** Exercise aim **
Pick out each line below containing "value".

** Given entries **
+ + + +

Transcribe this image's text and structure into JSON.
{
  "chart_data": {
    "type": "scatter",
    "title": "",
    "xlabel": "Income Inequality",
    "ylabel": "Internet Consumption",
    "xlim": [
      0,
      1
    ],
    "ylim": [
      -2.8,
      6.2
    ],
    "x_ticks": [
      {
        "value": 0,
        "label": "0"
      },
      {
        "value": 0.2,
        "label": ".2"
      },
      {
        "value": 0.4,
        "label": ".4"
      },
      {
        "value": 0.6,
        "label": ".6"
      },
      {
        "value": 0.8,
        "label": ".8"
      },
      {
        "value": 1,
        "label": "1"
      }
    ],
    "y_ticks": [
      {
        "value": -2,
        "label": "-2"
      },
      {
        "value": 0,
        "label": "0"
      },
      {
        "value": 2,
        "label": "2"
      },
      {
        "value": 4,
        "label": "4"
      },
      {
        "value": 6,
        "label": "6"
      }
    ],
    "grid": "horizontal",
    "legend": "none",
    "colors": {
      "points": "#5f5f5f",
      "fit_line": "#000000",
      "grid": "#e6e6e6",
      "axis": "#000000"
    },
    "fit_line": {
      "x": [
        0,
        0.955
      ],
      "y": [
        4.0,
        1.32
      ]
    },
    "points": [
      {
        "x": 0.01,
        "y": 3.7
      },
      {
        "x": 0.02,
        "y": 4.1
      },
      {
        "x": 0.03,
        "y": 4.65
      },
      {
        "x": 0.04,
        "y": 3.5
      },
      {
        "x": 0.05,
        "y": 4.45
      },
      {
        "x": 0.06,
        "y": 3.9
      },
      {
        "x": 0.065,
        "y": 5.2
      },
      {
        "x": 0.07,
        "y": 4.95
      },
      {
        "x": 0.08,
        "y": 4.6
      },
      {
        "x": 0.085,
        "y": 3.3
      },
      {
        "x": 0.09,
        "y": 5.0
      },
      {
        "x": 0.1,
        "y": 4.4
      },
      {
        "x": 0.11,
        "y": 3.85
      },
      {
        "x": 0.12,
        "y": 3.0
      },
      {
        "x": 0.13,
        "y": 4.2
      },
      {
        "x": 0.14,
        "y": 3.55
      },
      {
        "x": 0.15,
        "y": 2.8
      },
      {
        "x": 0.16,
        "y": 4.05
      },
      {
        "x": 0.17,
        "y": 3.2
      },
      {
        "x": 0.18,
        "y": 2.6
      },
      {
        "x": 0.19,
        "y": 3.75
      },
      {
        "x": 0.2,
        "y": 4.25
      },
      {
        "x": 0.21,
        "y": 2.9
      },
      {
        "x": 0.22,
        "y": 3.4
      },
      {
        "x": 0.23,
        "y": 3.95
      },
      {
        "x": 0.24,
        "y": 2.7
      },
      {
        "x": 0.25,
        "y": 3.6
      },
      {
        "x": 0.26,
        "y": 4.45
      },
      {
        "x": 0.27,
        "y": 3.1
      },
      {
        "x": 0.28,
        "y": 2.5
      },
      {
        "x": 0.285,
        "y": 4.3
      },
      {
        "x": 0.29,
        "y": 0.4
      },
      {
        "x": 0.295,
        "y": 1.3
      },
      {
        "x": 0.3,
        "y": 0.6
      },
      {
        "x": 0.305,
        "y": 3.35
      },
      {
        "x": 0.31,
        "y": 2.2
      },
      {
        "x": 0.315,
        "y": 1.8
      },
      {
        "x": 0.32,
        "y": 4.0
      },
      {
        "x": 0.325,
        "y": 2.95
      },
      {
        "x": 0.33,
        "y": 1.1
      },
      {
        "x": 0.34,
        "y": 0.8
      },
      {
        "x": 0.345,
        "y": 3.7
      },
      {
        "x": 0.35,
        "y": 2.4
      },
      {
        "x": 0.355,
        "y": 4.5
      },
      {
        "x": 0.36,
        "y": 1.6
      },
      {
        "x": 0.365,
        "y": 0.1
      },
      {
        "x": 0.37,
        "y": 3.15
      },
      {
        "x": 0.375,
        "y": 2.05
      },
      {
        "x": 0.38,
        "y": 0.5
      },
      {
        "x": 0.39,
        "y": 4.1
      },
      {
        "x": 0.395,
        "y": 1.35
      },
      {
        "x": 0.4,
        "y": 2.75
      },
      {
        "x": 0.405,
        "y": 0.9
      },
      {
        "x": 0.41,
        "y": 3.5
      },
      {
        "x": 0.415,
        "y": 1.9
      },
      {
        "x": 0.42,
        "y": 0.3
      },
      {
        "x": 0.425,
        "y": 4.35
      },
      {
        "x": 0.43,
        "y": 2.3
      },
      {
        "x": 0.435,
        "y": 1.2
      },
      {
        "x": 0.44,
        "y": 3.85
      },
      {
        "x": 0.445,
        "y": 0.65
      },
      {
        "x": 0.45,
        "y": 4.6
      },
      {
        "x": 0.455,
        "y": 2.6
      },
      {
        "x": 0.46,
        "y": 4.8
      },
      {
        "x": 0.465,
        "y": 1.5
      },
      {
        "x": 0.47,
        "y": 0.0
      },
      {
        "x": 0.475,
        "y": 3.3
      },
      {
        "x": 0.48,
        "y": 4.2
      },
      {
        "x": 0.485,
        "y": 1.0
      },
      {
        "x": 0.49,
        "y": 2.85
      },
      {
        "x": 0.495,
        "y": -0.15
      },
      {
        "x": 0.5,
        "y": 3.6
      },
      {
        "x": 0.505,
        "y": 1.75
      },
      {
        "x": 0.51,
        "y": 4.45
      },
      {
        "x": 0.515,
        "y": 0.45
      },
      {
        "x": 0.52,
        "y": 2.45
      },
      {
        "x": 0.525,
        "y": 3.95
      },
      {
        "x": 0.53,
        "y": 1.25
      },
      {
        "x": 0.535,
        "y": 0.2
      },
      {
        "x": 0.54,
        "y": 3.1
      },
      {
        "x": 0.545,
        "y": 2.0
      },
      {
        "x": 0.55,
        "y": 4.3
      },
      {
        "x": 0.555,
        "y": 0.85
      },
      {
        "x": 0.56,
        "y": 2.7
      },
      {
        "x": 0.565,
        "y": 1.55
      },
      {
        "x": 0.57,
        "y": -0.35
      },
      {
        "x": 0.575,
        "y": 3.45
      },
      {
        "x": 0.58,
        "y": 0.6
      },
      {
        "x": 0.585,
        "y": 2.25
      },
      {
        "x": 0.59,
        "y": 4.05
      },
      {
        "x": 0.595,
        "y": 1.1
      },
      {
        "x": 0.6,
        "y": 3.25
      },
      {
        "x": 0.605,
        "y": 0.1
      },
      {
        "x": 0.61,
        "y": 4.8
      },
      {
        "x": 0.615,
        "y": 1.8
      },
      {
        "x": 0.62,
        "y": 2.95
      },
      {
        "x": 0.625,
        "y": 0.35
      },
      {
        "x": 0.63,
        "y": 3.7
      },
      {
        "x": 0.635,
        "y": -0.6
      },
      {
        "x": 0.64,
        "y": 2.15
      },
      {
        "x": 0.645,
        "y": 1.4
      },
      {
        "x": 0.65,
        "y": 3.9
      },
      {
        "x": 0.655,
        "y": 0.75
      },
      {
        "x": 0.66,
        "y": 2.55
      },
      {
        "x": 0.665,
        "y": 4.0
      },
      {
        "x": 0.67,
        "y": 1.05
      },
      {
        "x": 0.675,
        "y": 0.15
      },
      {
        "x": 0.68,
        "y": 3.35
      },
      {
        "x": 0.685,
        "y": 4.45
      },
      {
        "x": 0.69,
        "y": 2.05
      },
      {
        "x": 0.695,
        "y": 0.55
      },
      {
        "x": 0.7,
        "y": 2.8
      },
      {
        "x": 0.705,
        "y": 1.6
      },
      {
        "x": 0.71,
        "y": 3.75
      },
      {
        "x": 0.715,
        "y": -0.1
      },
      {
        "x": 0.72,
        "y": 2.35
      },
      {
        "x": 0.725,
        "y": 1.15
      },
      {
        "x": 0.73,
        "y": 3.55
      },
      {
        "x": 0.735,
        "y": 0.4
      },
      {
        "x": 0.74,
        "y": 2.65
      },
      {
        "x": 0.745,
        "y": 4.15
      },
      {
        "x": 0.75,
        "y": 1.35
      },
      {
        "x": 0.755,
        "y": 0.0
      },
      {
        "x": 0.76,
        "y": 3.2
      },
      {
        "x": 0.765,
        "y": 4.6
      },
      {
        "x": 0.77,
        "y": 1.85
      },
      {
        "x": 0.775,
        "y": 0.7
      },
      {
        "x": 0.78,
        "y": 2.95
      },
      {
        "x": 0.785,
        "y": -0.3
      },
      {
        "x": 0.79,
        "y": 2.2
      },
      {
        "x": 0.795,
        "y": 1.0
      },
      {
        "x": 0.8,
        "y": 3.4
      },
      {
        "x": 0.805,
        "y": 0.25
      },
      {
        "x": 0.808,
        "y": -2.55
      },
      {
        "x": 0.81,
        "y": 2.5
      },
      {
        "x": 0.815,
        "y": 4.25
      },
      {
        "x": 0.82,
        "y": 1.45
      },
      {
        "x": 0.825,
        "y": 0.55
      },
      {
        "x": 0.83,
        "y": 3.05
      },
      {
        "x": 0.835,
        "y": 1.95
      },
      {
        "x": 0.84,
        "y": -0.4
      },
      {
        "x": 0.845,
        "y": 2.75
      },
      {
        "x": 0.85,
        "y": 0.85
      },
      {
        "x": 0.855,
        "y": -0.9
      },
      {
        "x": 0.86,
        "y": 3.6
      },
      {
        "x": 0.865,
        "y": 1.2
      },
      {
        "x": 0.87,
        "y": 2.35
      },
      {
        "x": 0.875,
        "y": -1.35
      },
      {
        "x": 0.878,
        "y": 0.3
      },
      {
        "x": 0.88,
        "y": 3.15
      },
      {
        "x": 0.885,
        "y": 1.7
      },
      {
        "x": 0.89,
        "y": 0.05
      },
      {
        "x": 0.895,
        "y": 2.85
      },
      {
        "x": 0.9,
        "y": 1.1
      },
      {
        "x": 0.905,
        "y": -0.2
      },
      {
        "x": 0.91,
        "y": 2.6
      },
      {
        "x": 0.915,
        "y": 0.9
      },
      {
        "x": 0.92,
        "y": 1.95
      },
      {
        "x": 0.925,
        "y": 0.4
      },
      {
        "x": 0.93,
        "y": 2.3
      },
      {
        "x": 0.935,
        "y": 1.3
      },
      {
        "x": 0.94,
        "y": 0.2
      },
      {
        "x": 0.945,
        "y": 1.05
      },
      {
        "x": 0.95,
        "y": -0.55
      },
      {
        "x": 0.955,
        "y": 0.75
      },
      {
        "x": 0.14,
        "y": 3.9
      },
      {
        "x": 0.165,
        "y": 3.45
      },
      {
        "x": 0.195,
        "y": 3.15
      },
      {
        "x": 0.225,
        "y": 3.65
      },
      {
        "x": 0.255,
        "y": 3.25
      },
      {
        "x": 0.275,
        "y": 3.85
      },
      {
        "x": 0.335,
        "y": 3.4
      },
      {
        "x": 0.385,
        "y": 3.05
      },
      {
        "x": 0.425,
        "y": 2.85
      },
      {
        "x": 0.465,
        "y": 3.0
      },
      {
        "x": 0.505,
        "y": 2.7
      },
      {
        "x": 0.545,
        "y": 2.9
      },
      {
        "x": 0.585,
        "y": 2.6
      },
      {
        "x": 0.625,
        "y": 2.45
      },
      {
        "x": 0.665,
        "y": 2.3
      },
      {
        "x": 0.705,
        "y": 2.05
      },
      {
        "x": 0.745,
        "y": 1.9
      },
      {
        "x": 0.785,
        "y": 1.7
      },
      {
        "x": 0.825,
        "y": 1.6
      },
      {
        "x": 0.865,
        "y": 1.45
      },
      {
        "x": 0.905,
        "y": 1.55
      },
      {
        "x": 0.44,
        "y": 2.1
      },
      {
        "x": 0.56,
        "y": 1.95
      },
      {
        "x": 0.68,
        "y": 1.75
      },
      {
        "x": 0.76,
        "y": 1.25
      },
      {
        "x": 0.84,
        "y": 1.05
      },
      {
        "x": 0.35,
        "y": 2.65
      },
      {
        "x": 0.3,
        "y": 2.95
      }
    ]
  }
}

+ + + +

** Task result **
        "value": 0,
        "value": 0.2,
        "value": 0.4,
        "value": 0.6,
        "value": 0.8,
        "value": 1,
        "value": -2,
        "value": 0,
        "value": 2,
        "value": 4,
        "value": 6,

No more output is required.